===== Data to process =====
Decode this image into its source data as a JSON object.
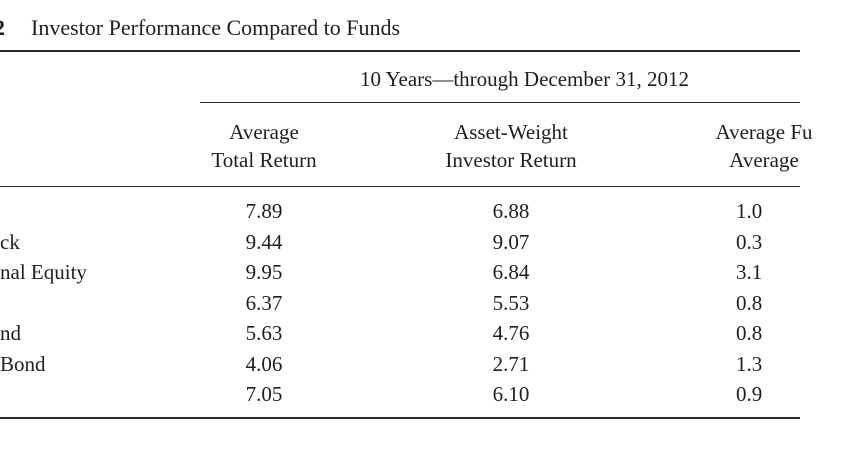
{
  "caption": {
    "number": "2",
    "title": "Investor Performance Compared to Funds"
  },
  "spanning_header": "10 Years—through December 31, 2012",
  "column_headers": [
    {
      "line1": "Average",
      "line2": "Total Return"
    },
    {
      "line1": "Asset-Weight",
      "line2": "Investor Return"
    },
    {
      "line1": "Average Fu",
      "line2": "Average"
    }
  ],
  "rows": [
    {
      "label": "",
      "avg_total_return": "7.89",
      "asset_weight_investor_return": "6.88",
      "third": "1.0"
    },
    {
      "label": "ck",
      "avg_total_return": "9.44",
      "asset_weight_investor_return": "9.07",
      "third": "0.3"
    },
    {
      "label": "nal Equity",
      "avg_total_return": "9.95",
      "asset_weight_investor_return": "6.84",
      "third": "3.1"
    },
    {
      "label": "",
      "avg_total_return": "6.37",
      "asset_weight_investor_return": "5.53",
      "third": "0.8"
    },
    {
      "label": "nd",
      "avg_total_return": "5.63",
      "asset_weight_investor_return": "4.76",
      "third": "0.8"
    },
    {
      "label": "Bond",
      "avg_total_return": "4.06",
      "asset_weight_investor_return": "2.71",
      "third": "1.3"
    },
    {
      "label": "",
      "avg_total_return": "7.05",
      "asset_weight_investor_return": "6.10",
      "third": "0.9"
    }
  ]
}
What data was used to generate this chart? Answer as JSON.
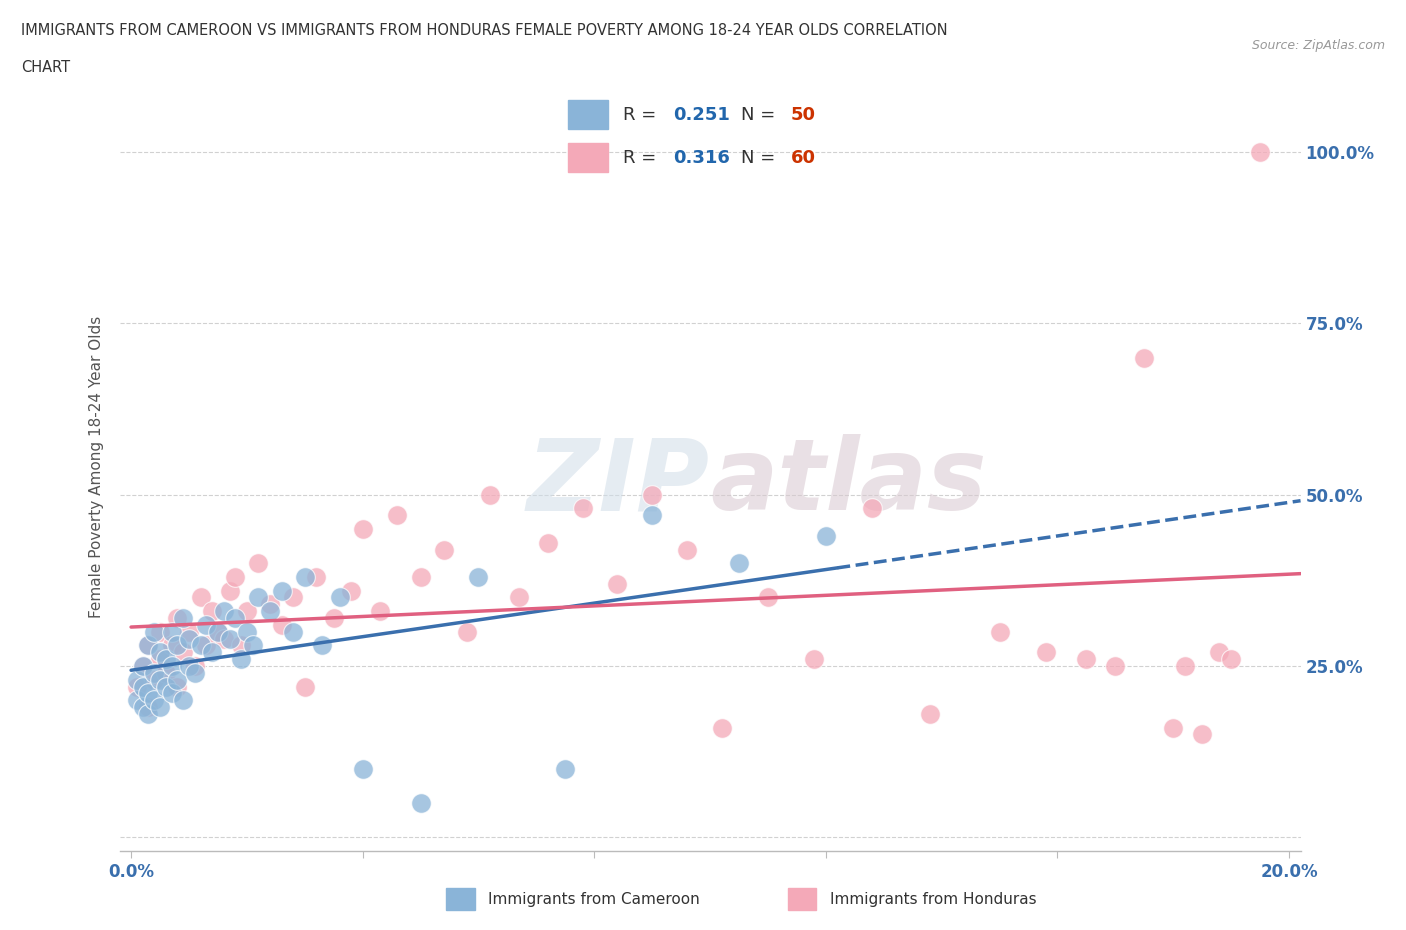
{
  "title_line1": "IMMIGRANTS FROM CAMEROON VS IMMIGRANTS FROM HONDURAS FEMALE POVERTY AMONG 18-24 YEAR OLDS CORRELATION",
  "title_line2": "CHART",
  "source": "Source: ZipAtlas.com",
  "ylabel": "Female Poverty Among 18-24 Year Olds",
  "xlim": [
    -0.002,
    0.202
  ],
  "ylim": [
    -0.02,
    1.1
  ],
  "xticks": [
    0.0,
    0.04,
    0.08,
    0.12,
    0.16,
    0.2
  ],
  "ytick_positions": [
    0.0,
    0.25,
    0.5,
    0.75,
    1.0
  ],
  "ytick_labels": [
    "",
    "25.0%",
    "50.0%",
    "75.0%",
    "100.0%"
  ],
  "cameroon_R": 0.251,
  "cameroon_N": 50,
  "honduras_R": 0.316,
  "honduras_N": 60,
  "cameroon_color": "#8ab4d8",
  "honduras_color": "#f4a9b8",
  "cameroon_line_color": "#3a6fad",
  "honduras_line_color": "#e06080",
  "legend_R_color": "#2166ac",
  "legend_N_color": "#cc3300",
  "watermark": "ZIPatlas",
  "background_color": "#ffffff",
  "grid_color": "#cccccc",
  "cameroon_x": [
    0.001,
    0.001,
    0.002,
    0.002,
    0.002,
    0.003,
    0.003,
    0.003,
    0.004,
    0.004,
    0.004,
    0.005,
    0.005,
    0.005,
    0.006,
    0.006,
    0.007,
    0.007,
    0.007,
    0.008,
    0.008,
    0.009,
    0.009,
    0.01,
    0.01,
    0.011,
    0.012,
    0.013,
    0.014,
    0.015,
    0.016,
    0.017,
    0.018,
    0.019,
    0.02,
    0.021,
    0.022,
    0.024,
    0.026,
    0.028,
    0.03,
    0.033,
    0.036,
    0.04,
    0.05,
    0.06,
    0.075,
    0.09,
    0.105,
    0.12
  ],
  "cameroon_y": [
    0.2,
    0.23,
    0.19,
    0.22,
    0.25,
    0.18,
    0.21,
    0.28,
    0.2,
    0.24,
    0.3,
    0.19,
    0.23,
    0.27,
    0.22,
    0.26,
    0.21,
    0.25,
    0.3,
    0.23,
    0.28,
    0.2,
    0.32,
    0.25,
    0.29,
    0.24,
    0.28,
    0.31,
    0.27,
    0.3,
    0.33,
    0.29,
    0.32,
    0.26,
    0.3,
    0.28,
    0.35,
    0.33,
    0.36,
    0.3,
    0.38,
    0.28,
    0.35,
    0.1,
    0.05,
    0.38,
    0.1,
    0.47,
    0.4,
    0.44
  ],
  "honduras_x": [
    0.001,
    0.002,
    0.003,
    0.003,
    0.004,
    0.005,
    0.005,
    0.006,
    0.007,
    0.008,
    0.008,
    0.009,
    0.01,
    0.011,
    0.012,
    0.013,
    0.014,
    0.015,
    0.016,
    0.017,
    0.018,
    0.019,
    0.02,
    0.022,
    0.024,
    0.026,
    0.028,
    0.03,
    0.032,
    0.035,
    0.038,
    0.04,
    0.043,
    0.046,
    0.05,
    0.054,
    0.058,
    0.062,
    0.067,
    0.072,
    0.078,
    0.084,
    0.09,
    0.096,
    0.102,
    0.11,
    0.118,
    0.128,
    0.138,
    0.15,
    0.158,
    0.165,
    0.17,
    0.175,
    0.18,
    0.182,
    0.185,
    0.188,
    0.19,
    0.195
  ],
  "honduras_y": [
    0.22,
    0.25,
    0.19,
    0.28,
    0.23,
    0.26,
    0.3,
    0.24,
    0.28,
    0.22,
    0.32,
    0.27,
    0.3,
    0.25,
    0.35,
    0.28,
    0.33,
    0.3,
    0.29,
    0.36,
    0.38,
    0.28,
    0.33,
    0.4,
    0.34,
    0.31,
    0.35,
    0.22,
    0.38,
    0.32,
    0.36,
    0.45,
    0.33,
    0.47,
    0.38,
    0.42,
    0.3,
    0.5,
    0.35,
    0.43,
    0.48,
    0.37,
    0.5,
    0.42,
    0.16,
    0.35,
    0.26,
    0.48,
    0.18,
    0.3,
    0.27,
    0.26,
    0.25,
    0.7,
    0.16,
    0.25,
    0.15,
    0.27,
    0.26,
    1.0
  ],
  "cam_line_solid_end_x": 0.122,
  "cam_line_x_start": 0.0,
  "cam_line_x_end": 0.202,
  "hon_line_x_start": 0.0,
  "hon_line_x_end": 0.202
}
=====
===== Data to process =====
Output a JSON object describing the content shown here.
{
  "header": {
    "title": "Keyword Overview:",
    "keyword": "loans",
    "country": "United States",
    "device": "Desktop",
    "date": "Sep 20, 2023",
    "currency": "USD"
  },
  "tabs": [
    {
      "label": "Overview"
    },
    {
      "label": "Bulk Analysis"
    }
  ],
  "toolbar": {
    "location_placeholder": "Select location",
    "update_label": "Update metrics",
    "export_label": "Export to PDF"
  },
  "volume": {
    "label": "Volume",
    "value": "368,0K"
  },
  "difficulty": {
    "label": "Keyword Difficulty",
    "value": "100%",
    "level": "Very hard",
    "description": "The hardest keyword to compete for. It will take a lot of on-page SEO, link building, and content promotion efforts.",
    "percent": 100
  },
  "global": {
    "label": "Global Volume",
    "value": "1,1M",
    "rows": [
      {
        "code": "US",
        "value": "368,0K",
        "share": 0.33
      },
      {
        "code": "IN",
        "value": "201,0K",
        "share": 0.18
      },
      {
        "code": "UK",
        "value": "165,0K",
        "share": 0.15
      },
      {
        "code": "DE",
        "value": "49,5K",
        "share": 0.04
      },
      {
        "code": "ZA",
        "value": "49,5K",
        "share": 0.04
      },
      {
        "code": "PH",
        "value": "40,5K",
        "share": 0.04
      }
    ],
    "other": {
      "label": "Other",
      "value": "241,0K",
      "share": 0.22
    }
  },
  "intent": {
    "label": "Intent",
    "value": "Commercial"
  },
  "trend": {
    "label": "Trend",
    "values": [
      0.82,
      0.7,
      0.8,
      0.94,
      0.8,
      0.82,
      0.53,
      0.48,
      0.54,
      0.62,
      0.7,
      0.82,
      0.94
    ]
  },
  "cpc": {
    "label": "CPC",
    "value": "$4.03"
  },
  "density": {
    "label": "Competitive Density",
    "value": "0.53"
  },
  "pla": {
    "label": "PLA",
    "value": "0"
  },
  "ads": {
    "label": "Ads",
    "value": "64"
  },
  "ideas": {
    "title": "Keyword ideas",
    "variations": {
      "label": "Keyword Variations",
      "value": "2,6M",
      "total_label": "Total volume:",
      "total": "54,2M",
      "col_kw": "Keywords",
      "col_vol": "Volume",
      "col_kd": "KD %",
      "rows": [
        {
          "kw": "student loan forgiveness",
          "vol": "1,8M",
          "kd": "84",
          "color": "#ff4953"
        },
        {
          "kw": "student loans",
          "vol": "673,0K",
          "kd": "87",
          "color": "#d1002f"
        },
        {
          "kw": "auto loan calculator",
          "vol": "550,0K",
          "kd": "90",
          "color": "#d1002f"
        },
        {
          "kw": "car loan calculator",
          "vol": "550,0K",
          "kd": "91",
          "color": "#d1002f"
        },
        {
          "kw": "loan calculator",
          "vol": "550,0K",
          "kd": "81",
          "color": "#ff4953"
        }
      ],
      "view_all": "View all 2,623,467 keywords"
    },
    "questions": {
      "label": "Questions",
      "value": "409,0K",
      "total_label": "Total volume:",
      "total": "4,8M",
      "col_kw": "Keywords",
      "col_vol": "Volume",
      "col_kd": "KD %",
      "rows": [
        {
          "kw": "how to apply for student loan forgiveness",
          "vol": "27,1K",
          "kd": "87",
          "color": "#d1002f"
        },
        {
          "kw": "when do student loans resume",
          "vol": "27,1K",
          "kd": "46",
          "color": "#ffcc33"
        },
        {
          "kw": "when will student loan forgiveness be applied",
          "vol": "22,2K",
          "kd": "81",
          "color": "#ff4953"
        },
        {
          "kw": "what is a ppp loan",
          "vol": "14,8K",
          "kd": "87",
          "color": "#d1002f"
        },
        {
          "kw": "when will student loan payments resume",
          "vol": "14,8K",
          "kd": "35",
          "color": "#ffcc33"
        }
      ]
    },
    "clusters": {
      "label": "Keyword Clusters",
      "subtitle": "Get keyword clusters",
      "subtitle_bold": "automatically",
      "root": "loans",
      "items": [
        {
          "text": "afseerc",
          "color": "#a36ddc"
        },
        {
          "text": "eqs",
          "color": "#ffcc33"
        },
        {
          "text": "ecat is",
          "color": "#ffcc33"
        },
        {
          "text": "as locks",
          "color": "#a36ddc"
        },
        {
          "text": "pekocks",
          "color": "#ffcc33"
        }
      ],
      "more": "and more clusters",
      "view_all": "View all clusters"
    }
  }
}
=====
Exercise objective: Collect each line containing the string "Average".

Result for this task:
      "line1": "Average",
      "line1": "Average Fu",
      "line2": "Average"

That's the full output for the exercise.